» **DATA EXTRACT**:

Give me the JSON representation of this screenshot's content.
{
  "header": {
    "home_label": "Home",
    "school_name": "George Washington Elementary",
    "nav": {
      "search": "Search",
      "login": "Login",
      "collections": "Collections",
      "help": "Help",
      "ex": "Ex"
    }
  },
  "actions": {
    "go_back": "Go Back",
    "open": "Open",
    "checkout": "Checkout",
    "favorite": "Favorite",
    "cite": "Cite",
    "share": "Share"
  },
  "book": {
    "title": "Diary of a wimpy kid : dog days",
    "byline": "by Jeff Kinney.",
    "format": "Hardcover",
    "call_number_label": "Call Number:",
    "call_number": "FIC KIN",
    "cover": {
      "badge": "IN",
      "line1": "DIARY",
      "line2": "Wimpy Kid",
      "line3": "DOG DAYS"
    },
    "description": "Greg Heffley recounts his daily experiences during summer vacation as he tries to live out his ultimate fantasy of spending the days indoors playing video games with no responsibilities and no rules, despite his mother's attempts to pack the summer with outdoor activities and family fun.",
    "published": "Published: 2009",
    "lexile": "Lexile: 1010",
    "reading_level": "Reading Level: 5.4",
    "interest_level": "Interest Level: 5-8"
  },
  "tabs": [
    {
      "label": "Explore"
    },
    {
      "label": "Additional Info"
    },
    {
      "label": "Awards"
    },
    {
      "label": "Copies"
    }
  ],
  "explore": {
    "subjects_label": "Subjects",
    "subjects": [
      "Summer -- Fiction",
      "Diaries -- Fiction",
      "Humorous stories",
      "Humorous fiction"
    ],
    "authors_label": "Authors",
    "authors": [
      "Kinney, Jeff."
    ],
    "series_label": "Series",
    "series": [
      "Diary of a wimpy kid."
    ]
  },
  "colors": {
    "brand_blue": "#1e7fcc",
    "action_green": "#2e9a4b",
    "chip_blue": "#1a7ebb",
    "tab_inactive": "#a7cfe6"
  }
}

» **WHAT YOU HAVE TO DO**: Where a line above contains the word "Humorous", copy that line.

» **SOLVED EXERCISE**:
      "Humorous stories",
      "Humorous fiction"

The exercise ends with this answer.